Copy the entries from the first line up to and including the line with "- data-label: 4.7%: [437, 373, 456, 382]", switching every "bar-segment" to "bar-block" and leaving everything else unchanged.
#### Raw records ####
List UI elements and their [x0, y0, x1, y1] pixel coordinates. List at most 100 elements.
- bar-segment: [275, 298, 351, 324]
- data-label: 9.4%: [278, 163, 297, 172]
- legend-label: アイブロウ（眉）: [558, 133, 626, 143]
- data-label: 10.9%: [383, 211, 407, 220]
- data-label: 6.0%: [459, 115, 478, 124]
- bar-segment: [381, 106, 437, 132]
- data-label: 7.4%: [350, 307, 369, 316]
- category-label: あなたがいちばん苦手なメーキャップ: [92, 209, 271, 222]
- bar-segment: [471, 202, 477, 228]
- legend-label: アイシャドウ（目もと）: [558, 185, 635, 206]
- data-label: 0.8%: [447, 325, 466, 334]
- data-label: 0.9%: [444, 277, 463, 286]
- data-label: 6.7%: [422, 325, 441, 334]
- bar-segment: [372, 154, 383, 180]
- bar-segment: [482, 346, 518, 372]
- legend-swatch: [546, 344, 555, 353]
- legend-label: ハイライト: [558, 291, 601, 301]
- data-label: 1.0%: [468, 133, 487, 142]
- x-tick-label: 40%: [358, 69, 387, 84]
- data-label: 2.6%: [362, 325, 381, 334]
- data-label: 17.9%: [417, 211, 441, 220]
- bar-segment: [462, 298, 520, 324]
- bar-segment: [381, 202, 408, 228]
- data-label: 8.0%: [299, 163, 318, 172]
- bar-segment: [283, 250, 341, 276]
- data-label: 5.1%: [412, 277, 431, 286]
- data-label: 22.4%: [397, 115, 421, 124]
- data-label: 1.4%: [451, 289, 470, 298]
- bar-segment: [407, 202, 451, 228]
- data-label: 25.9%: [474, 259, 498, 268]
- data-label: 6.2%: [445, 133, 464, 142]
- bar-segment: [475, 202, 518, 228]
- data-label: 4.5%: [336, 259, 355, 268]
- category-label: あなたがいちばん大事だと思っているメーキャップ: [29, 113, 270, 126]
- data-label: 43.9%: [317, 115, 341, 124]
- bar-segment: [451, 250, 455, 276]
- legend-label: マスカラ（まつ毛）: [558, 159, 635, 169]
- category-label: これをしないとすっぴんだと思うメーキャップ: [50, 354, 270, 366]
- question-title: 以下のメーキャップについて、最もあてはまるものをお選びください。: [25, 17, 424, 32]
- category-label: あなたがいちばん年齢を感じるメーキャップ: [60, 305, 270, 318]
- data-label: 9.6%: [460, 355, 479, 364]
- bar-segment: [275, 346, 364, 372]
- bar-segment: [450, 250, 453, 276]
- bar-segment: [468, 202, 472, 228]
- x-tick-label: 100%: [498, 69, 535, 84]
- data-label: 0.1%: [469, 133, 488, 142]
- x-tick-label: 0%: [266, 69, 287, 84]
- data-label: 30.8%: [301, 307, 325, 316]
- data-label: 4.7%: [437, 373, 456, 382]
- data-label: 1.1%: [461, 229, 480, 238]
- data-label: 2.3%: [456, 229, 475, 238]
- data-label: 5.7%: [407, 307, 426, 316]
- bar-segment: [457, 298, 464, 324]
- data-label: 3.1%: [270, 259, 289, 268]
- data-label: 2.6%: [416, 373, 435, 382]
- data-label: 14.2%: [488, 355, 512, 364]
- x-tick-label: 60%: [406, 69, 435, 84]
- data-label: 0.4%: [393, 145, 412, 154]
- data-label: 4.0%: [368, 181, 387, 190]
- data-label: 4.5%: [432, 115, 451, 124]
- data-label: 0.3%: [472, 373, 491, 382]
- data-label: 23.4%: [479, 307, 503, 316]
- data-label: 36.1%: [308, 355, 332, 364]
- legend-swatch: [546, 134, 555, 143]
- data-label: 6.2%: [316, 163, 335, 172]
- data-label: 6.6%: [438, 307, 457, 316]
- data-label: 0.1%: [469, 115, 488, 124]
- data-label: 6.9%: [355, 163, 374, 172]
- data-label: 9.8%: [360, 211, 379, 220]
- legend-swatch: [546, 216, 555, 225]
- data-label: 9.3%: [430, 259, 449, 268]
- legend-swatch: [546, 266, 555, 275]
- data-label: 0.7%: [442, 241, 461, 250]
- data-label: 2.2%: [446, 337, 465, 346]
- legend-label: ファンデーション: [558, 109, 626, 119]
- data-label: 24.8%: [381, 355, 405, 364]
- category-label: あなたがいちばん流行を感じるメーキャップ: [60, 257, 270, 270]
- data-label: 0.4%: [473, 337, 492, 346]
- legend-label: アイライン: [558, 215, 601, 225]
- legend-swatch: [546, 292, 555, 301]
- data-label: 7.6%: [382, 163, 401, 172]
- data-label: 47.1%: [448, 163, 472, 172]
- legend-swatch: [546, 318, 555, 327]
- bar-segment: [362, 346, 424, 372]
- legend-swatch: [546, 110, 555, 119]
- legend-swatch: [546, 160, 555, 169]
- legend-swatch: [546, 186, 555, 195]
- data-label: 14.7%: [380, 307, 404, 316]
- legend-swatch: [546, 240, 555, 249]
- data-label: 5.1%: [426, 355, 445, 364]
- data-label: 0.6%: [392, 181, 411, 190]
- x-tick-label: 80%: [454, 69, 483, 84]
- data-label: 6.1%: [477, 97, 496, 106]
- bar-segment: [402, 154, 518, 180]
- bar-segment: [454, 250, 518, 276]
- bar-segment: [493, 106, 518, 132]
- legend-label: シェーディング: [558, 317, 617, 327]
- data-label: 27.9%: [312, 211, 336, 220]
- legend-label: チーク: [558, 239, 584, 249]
####
_Task response_
List UI elements and their [x0, y0, x1, y1] pixel coordinates. List at most 100 elements.
- bar-block: [275, 298, 351, 324]
- data-label: 9.4%: [278, 163, 297, 172]
- legend-label: アイブロウ（眉）: [558, 133, 626, 143]
- data-label: 10.9%: [383, 211, 407, 220]
- data-label: 6.0%: [459, 115, 478, 124]
- bar-block: [381, 106, 437, 132]
- data-label: 7.4%: [350, 307, 369, 316]
- category-label: あなたがいちばん苦手なメーキャップ: [92, 209, 271, 222]
- bar-block: [471, 202, 477, 228]
- legend-label: アイシャドウ（目もと）: [558, 185, 635, 206]
- data-label: 0.8%: [447, 325, 466, 334]
- data-label: 0.9%: [444, 277, 463, 286]
- data-label: 6.7%: [422, 325, 441, 334]
- bar-block: [372, 154, 383, 180]
- bar-block: [482, 346, 518, 372]
- legend-swatch: [546, 344, 555, 353]
- legend-label: ハイライト: [558, 291, 601, 301]
- data-label: 1.0%: [468, 133, 487, 142]
- x-tick-label: 40%: [358, 69, 387, 84]
- data-label: 2.6%: [362, 325, 381, 334]
- data-label: 17.9%: [417, 211, 441, 220]
- bar-block: [462, 298, 520, 324]
- bar-block: [381, 202, 408, 228]
- data-label: 8.0%: [299, 163, 318, 172]
- bar-block: [283, 250, 341, 276]
- data-label: 5.1%: [412, 277, 431, 286]
- data-label: 22.4%: [397, 115, 421, 124]
- data-label: 1.4%: [451, 289, 470, 298]
- bar-block: [407, 202, 451, 228]
- data-label: 25.9%: [474, 259, 498, 268]
- data-label: 6.2%: [445, 133, 464, 142]
- bar-block: [475, 202, 518, 228]
- data-label: 4.5%: [336, 259, 355, 268]
- category-label: あなたがいちばん大事だと思っているメーキャップ: [29, 113, 270, 126]
- data-label: 43.9%: [317, 115, 341, 124]
- bar-block: [451, 250, 455, 276]
- legend-label: マスカラ（まつ毛）: [558, 159, 635, 169]
- category-label: これをしないとすっぴんだと思うメーキャップ: [50, 354, 270, 366]
- question-title: 以下のメーキャップについて、最もあてはまるものをお選びください。: [25, 17, 424, 32]
- category-label: あなたがいちばん年齢を感じるメーキャップ: [60, 305, 270, 318]
- data-label: 9.6%: [460, 355, 479, 364]
- bar-block: [275, 346, 364, 372]
- bar-block: [450, 250, 453, 276]
- bar-block: [468, 202, 472, 228]
- x-tick-label: 100%: [498, 69, 535, 84]
- data-label: 0.1%: [469, 133, 488, 142]
- x-tick-label: 0%: [266, 69, 287, 84]
- data-label: 30.8%: [301, 307, 325, 316]
- data-label: 4.7%: [437, 373, 456, 382]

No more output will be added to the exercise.